OBJECTIVE: Examine the material below. Gather every line in which the string "AI情绪识别" appears.

(Data excerpts)
┌────────

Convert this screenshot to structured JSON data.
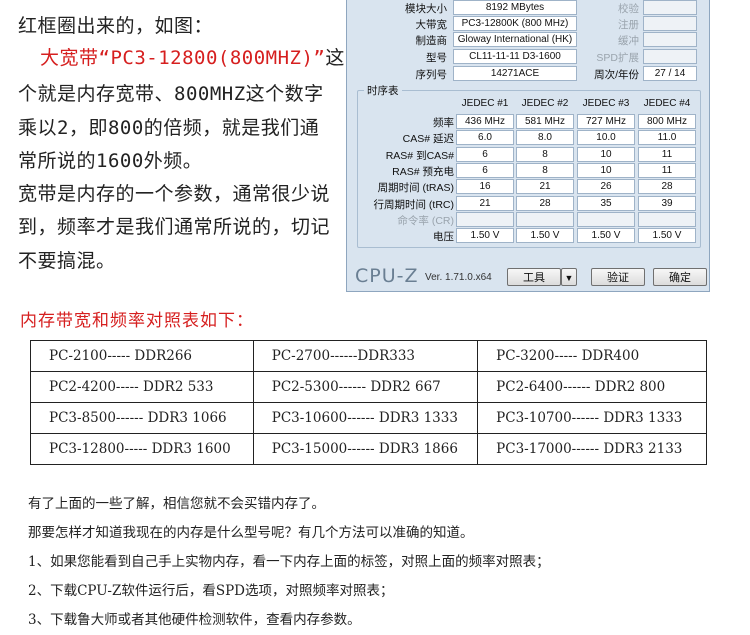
{
  "intro": {
    "line1": "红框圈出来的，如图：",
    "line2_highlight": "大宽带",
    "line2_quote": "“PC3-12800(800MHZ)”",
    "line2_tail": "这",
    "line3": "个就是内存宽带、800MHZ这个数字",
    "line4": "乘以2，即800的倍频，就是我们通",
    "line5": "常所说的1600外频。",
    "line6": "宽带是内存的一个参数，通常很少说",
    "line7": "到，频率才是我们通常所说的，切记",
    "line8": "不要搞混。"
  },
  "cpuz": {
    "module_size_label": "模块大小",
    "module_size": "8192 MBytes",
    "check_label": "校验",
    "bandwidth_label": "大带宽",
    "bandwidth": "PC3-12800K (800 MHz)",
    "register_label": "注册",
    "manufacturer_label": "制造商",
    "manufacturer": "Gloway International (HK)",
    "buffer_label": "缓冲",
    "part_label": "型号",
    "part_number": "CL11-11-11 D3-1600",
    "spd_ext_label": "SPD扩展",
    "serial_label": "序列号",
    "serial": "14271ACE",
    "week_year_label": "周次/年份",
    "week_year": "27 / 14",
    "timings_title": "时序表",
    "timing_headers": [
      "JEDEC #1",
      "JEDEC #2",
      "JEDEC #3",
      "JEDEC #4"
    ],
    "timing_rows": [
      {
        "label": "频率",
        "values": [
          "436 MHz",
          "581 MHz",
          "727 MHz",
          "800 MHz"
        ]
      },
      {
        "label": "CAS# 延迟",
        "values": [
          "6.0",
          "8.0",
          "10.0",
          "11.0"
        ]
      },
      {
        "label": "RAS# 到CAS#",
        "values": [
          "6",
          "8",
          "10",
          "11"
        ]
      },
      {
        "label": "RAS# 预充电",
        "values": [
          "6",
          "8",
          "10",
          "11"
        ]
      },
      {
        "label": "周期时间 (tRAS)",
        "values": [
          "16",
          "21",
          "26",
          "28"
        ]
      },
      {
        "label": "行周期时间 (tRC)",
        "values": [
          "21",
          "28",
          "35",
          "39"
        ]
      },
      {
        "label": "命令率 (CR)",
        "values": [
          "",
          "",
          "",
          ""
        ]
      },
      {
        "label": "电压",
        "values": [
          "1.50 V",
          "1.50 V",
          "1.50 V",
          "1.50 V"
        ]
      }
    ],
    "brand": "CPU-Z",
    "version": "Ver. 1.71.0.x64",
    "tools_button": "工具",
    "dropdown_arrow": "▼",
    "validate_button": "验证",
    "ok_button": "确定"
  },
  "section_title": "内存带宽和频率对照表如下：",
  "table": [
    [
      "PC-2100----- DDR266",
      "PC-2700------DDR333",
      "PC-3200----- DDR400"
    ],
    [
      "PC2-4200----- DDR2 533",
      "PC2-5300------ DDR2 667",
      "PC2-6400------ DDR2 800"
    ],
    [
      "PC3-8500------ DDR3 1066",
      "PC3-10600------ DDR3 1333",
      "PC3-10700------ DDR3 1333"
    ],
    [
      "PC3-12800----- DDR3 1600",
      "PC3-15000------ DDR3 1866",
      "PC3-17000------ DDR3 2133"
    ]
  ],
  "notes": [
    "有了上面的一些了解，相信您就不会买错内存了。",
    "那要怎样才知道我现在的内存是什么型号呢？有几个方法可以准确的知道。",
    "1、如果您能看到自己手上实物内存，看一下内存上面的标签，对照上面的频率对照表；",
    "2、下载CPU-Z软件运行后，看SPD选项，对照频率对照表；",
    "3、下载鲁大师或者其他硬件检测软件，查看内存参数。"
  ]
}
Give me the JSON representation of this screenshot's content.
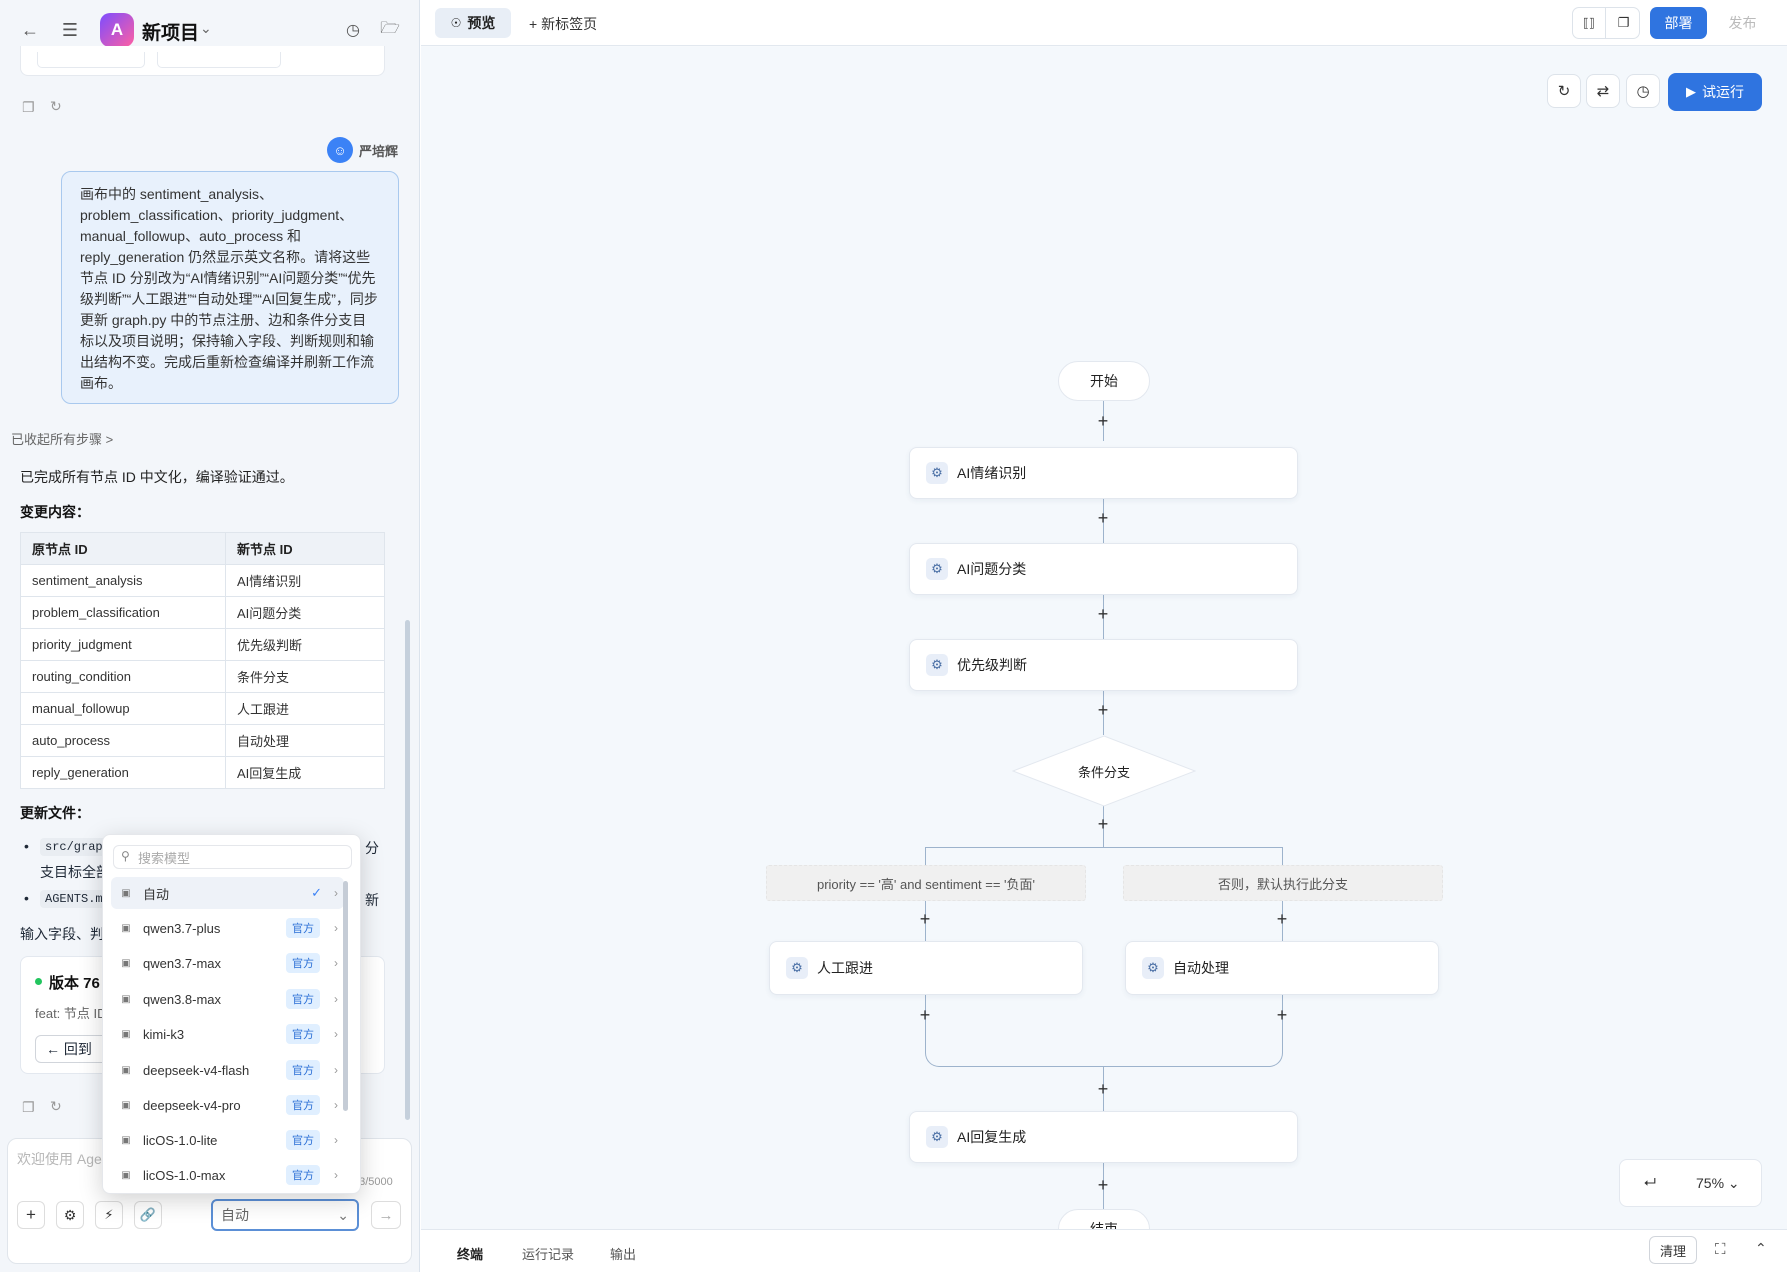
{
  "header": {
    "project_title": "新项目",
    "logo_letter": "A"
  },
  "chat": {
    "user_name": "严培辉",
    "user_message": "画布中的 sentiment_analysis、problem_classification、priority_judgment、manual_followup、auto_process 和 reply_generation 仍然显示英文名称。请将这些节点 ID 分别改为“AI情绪识别”“AI问题分类”“优先级判断”“人工跟进”“自动处理”“AI回复生成”，同步更新 graph.py 中的节点注册、边和条件分支目标以及项目说明；保持输入字段、判断规则和输出结构不变。完成后重新检查编译并刷新工作流画布。",
    "collapsed_steps": "已收起所有步骤",
    "summary": "已完成所有节点 ID 中文化，编译验证通过。",
    "changes_title": "变更内容",
    "table_headers": [
      "原节点 ID",
      "新节点 ID"
    ],
    "table_rows": [
      [
        "sentiment_analysis",
        "AI情绪识别"
      ],
      [
        "problem_classification",
        "AI问题分类"
      ],
      [
        "priority_judgment",
        "优先级判断"
      ],
      [
        "routing_condition",
        "条件分支"
      ],
      [
        "manual_followup",
        "人工跟进"
      ],
      [
        "auto_process",
        "自动处理"
      ],
      [
        "reply_generation",
        "AI回复生成"
      ]
    ],
    "updated_files_title": "更新文件",
    "file1_code": "src/grap",
    "file1_tail": "分",
    "file1_line2": "支目标全部",
    "file2_code": "AGENTS.m",
    "file2_tail": "新",
    "line3": "输入字段、判",
    "version_title": "版本 76",
    "version_desc": "feat: 节点 ID",
    "version_back": "回到",
    "input_placeholder": "欢迎使用 Agen",
    "char_count": "63/5000",
    "model_select": "自动"
  },
  "model_dropdown": {
    "search_placeholder": "搜索模型",
    "items": [
      {
        "name": "自动",
        "badge": ""
      },
      {
        "name": "qwen3.7-plus",
        "badge": "官方"
      },
      {
        "name": "qwen3.7-max",
        "badge": "官方"
      },
      {
        "name": "qwen3.8-max",
        "badge": "官方"
      },
      {
        "name": "kimi-k3",
        "badge": "官方"
      },
      {
        "name": "deepseek-v4-flash",
        "badge": "官方"
      },
      {
        "name": "deepseek-v4-pro",
        "badge": "官方"
      },
      {
        "name": "licOS-1.0-lite",
        "badge": "官方"
      },
      {
        "name": "licOS-1.0-max",
        "badge": "官方"
      }
    ]
  },
  "tabs": {
    "preview": "预览",
    "new_tab": "新标签页"
  },
  "actions": {
    "deploy": "部署",
    "publish": "发布",
    "trial_run": "试运行"
  },
  "workflow": {
    "start": "开始",
    "n1": "AI情绪识别",
    "n2": "AI问题分类",
    "n3": "优先级判断",
    "condition": "条件分支",
    "branch_left": "priority == '高' and sentiment == '负面'",
    "branch_right": "否则，默认执行此分支",
    "left_node": "人工跟进",
    "right_node": "自动处理",
    "n_reply": "AI回复生成",
    "end": "结束"
  },
  "zoom": "75%",
  "bottom_tabs": {
    "terminal": "终端",
    "run_log": "运行记录",
    "output": "输出",
    "clear": "清理"
  }
}
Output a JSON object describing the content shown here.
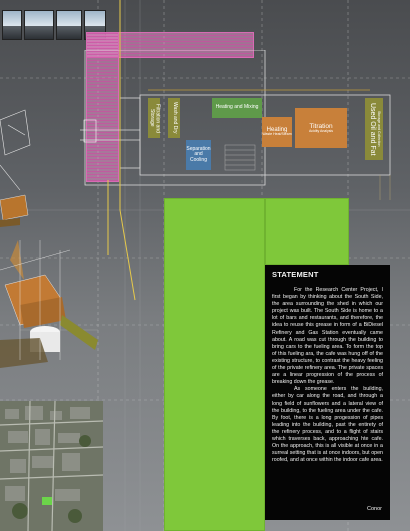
{
  "rooms": {
    "heating_mixing": "Heating and Mixing",
    "heating": "Heating",
    "heating_sub": "Waste Heat/Steam",
    "titration": "Titration",
    "titration_sub": "Acidity Analysis",
    "separation": "Separation and Cooling",
    "wash_dry": "Wash and Dry",
    "filtration": "Filtration and Storage",
    "used_oil": "Used Oil and Fat",
    "used_oil_sub": "Storage and Collection"
  },
  "statement": {
    "heading": "STATEMENT",
    "paragraph1": "For the Research Center Project, I first began by thinking about the South Side, the area surrounding the shed in which our project was built. The South Side is home to a lot of bars and restaurants, and therefore, the idea to reuse this grease in form of a BiDiesel Refinery and Gas Station eventually came about. A road was cut through the building to bring cars to the fueling area. To form the top of this fueling ara, the cafe was hung off of the existing structure, to contrast the heavy feeling of the private refinery area. The private spaces are a linear progression of the process of breaking down the grease.",
    "paragraph2": "As someone enters the building, either by car along the road, and through a long field of sunflowers and a lateral view of the building, to the fueling area under the cafe. By foot, there is a long progession of pipes leading into the building, past the entirety of the refinery process, and to a flight of stairs which traverses back, approaching hte cafe. On the approach, this is all visible at once in a surreal setting that is at once indoors, but open roofed, and at once within the indoor cafe area.",
    "signature": "Conor"
  },
  "colors": {
    "pink": "#d76cb3",
    "green_field": "#7fc83a",
    "olive": "#8a8a3a",
    "orange": "#c8803a",
    "blue_room": "#4a7aa8",
    "statement_bg": "#050505"
  }
}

└────────

TASK OUTPUT:
    "user_message": "画布中的 sentiment_analysis、problem_classification、priority_judgment、manual_followup、auto_process 和 reply_generation 仍然显示英文名称。请将这些节点 ID 分别改为“AI情绪识别”“AI问题分类”“优先级判断”“人工跟进”“自动处理”“AI回复生成”，同步更新 graph.py 中的节点注册、边和条件分支目标以及项目说明；保持输入字段、判断规则和输出结构不变。完成后重新检查编译并刷新工作流画布。",
        "AI情绪识别"
    "n1": "AI情绪识别",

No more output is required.